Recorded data
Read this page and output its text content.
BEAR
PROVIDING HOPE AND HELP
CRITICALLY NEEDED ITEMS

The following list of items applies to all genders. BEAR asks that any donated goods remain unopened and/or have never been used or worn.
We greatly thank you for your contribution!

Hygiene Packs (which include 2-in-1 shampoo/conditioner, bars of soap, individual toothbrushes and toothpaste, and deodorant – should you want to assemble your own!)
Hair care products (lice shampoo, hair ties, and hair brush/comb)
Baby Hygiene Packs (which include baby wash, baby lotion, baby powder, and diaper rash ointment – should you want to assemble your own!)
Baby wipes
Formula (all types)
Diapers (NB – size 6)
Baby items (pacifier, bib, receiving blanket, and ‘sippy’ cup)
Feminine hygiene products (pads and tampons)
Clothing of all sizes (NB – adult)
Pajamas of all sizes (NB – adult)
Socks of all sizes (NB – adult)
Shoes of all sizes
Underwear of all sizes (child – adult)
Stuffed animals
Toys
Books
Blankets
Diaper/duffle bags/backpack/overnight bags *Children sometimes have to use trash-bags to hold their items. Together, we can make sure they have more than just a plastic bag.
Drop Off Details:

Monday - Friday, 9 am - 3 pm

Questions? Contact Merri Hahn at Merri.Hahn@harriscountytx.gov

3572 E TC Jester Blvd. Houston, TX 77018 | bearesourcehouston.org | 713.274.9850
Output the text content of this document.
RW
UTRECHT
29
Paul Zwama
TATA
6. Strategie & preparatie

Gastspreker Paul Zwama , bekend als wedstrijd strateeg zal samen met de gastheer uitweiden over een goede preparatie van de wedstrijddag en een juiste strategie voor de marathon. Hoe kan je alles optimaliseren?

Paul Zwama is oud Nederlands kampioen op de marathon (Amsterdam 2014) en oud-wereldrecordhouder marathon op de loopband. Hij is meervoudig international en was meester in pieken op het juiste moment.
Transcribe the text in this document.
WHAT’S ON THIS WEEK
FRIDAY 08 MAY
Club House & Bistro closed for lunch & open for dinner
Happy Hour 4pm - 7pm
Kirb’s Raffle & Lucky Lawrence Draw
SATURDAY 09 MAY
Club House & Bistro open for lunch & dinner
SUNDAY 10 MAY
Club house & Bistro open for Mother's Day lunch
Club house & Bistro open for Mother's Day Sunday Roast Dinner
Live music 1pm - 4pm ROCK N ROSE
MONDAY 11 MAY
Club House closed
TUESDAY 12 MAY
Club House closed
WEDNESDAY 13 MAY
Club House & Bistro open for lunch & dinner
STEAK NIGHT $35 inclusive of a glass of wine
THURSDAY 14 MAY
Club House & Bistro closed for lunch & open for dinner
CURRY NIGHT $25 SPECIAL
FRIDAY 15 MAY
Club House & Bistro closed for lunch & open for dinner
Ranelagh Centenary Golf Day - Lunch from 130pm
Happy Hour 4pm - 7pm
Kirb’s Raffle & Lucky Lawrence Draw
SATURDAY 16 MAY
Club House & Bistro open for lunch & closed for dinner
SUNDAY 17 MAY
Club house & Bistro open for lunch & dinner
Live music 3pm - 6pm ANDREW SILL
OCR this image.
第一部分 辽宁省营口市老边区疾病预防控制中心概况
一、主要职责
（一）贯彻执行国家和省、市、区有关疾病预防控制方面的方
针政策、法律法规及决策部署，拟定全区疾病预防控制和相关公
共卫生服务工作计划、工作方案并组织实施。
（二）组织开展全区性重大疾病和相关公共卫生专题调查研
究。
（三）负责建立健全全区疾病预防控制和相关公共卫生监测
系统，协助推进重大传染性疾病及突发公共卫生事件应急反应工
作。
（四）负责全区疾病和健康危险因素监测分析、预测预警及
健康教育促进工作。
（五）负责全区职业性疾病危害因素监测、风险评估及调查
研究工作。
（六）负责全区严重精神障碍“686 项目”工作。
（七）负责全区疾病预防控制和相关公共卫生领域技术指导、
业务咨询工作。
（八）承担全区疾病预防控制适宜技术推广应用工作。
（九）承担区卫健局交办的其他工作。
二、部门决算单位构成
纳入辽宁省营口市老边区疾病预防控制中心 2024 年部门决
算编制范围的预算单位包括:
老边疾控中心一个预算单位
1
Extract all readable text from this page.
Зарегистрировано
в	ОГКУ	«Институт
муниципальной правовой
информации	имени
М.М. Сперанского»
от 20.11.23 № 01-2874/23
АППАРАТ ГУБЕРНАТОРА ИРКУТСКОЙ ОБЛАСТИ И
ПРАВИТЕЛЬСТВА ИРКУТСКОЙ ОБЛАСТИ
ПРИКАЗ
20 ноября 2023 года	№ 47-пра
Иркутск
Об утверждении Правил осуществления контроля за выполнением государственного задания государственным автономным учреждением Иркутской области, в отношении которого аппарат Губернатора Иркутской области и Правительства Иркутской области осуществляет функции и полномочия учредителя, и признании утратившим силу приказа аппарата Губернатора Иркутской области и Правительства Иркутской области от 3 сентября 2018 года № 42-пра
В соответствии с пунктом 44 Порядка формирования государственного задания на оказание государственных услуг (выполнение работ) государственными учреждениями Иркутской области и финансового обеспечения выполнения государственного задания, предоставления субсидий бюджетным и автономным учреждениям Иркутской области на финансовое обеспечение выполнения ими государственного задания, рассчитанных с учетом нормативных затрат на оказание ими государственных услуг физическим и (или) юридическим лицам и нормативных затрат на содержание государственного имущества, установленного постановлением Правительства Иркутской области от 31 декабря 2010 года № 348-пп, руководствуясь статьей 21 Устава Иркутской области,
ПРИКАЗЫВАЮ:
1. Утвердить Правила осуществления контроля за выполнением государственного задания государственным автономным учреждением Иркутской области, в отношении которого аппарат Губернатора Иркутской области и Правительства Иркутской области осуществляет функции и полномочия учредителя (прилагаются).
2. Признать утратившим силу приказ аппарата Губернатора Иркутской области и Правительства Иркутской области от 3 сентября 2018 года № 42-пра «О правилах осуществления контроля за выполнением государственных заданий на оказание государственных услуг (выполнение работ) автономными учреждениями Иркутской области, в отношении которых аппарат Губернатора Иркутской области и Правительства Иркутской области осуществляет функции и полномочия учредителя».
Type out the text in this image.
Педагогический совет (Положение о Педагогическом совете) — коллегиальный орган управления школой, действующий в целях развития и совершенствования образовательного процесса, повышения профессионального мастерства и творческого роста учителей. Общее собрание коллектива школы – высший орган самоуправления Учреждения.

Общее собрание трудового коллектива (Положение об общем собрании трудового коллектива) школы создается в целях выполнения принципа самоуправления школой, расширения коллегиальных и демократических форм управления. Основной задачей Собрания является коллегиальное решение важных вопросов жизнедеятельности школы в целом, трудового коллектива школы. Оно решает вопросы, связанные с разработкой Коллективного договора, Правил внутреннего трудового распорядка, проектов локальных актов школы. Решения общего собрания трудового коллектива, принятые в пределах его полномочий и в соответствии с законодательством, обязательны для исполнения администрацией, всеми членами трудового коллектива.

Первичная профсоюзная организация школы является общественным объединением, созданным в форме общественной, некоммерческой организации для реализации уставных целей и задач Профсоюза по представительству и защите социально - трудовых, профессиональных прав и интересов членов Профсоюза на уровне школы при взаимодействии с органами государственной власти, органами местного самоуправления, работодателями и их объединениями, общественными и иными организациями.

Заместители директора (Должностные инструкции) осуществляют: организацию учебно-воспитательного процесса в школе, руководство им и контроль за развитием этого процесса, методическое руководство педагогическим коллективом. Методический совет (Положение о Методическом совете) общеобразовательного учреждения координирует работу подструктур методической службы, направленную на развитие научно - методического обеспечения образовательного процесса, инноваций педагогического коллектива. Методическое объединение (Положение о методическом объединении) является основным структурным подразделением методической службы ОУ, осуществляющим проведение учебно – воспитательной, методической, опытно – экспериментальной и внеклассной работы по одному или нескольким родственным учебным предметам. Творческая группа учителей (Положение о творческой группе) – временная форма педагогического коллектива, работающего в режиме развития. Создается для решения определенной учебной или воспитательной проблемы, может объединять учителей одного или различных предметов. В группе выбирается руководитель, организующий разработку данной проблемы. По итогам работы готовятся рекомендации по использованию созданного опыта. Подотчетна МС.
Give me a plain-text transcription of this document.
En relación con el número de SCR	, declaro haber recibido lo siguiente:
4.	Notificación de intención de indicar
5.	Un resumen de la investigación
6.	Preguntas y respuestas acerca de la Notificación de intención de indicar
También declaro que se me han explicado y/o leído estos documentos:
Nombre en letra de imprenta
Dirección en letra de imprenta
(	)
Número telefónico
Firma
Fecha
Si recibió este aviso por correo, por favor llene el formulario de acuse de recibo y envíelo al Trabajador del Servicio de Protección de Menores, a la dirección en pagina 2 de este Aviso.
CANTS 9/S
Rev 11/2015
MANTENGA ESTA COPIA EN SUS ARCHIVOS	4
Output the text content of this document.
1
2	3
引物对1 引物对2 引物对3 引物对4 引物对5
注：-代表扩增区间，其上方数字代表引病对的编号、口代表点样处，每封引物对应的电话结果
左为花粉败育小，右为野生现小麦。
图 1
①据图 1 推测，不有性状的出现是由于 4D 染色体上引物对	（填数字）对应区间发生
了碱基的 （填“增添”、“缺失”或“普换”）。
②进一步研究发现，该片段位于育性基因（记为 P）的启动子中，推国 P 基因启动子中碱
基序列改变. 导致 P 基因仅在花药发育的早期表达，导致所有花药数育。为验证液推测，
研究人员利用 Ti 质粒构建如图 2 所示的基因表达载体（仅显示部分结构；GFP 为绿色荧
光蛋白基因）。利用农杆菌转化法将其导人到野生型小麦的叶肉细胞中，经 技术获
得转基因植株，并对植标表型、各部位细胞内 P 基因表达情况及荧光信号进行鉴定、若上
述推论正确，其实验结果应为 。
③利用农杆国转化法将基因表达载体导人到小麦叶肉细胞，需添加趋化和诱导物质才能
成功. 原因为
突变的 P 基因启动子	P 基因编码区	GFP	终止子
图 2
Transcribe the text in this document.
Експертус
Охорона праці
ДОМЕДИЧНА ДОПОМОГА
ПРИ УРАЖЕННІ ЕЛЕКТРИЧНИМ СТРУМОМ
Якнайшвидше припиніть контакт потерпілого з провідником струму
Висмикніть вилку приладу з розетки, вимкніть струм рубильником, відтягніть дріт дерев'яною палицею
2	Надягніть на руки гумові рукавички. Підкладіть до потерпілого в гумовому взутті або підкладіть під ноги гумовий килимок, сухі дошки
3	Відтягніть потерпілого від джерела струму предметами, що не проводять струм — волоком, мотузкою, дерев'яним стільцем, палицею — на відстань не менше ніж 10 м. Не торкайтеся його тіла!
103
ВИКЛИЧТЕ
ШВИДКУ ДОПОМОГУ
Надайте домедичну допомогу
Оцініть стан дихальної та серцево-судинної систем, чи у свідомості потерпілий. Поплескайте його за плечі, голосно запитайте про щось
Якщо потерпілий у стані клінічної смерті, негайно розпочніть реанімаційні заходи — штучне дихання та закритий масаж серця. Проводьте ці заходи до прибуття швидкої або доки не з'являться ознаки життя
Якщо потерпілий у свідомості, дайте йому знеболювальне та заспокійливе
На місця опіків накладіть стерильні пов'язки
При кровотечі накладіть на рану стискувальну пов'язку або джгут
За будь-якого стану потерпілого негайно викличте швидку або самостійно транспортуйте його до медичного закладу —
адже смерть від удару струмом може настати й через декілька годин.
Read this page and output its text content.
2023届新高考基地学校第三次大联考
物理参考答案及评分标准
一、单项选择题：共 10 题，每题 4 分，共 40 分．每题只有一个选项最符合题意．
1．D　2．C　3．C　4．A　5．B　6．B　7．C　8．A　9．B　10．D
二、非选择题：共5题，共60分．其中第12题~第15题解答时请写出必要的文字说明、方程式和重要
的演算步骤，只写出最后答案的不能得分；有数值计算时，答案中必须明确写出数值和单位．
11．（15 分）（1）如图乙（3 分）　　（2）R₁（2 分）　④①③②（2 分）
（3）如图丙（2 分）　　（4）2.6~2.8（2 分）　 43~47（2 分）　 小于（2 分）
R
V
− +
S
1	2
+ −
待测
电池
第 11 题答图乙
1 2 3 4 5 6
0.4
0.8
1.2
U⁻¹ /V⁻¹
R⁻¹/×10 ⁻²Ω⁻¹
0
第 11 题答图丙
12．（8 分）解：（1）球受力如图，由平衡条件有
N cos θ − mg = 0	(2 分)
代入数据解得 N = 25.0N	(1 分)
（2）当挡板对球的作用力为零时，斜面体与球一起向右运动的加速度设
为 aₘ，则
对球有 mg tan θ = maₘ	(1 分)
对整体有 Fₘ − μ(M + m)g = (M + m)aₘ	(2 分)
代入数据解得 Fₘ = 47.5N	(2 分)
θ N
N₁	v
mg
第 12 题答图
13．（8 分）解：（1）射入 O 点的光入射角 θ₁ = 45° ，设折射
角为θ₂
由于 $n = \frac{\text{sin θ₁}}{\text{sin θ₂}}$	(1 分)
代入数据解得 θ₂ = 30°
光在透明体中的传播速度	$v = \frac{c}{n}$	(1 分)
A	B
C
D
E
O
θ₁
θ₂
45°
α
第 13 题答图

What the task asks: Where a line of the material above holds the string "которого", copy that line.

Task solution:
Об утверждении Правил осуществления контроля за выполнением государственного задания государственным автономным учреждением Иркутской области, в отношении которого аппарат Губернатора Иркутской области и Правительства Иркутской области осуществляет функции и полномочия учредителя, и признании утратившим силу приказа аппарата Губернатора Иркутской области и Правительства Иркутской области от 3 сентября 2018 года № 42-пра
1. Утвердить Правила осуществления контроля за выполнением государственного задания государственным автономным учреждением Иркутской области, в отношении которого аппарат Губернатора Иркутской области и Правительства Иркутской области осуществляет функции и полномочия учредителя (прилагаются).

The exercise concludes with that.